SOURCE MATERIAL ::
________________________________________
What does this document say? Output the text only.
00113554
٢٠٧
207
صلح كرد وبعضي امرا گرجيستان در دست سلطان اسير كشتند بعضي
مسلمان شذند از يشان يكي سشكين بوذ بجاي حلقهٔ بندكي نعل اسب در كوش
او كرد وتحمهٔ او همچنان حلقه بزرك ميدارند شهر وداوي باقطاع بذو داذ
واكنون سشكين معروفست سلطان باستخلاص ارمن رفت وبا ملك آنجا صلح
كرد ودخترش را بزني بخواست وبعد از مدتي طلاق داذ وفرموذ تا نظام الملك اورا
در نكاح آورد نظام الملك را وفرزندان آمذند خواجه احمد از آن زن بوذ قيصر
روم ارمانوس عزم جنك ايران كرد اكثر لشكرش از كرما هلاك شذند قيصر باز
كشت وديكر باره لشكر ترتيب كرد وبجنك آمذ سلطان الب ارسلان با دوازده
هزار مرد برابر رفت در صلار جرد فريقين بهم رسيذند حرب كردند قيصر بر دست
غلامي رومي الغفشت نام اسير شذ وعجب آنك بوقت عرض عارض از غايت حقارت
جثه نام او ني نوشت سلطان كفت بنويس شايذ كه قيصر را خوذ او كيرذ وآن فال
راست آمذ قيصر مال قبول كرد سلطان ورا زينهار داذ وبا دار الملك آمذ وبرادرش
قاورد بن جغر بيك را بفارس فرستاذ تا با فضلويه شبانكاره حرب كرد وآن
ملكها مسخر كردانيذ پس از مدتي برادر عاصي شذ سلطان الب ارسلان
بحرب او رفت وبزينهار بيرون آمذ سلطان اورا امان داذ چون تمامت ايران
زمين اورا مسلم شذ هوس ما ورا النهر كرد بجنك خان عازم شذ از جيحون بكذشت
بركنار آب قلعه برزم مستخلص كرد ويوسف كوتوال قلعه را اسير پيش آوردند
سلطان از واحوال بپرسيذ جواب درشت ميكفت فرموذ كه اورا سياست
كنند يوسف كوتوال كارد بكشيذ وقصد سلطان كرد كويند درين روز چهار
________________________________________
PROBLEM DESCRIPTION :: Each record must be returned exactly as it is written.

OUTPUT FOR THIS TASK ::
What does this document say? Output the text only.
00113554
٢٠٧
207
صلح كرد وبعضي امرا گرجيستان در دست سلطان اسير كشتند بعضي
مسلمان شذند از يشان يكي سشكين بوذ بجاي حلقهٔ بندكي نعل اسب در كوش
او كرد وتحمهٔ او همچنان حلقه بزرك ميدارند شهر وداوي باقطاع بذو داذ
واكنون سشكين معروفست سلطان باستخلاص ارمن رفت وبا ملك آنجا صلح
كرد ودخترش را بزني بخواست وبعد از مدتي طلاق داذ وفرموذ تا نظام الملك اورا
در نكاح آورد نظام الملك را وفرزندان آمذند خواجه احمد از آن زن بوذ قيصر
روم ارمانوس عزم جنك ايران كرد اكثر لشكرش از كرما هلاك شذند قيصر باز
كشت وديكر باره لشكر ترتيب كرد وبجنك آمذ سلطان الب ارسلان با دوازده
هزار مرد برابر رفت در صلار جرد فريقين بهم رسيذند حرب كردند قيصر بر دست
غلامي رومي الغفشت نام اسير شذ وعجب آنك بوقت عرض عارض از غايت حقارت
جثه نام او ني نوشت سلطان كفت بنويس شايذ كه قيصر را خوذ او كيرذ وآن فال
راست آمذ قيصر مال قبول كرد سلطان ورا زينهار داذ وبا دار الملك آمذ وبرادرش
قاورد بن جغر بيك را بفارس فرستاذ تا با فضلويه شبانكاره حرب كرد وآن
ملكها مسخر كردانيذ پس از مدتي برادر عاصي شذ سلطان الب ارسلان
بحرب او رفت وبزينهار بيرون آمذ سلطان اورا امان داذ چون تمامت ايران
زمين اورا مسلم شذ هوس ما ورا النهر كرد بجنك خان عازم شذ از جيحون بكذشت
بركنار آب قلعه برزم مستخلص كرد ويوسف كوتوال قلعه را اسير پيش آوردند
سلطان از واحوال بپرسيذ جواب درشت ميكفت فرموذ كه اورا سياست
كنند يوسف كوتوال كارد بكشيذ وقصد سلطان كرد كويند درين روز چهار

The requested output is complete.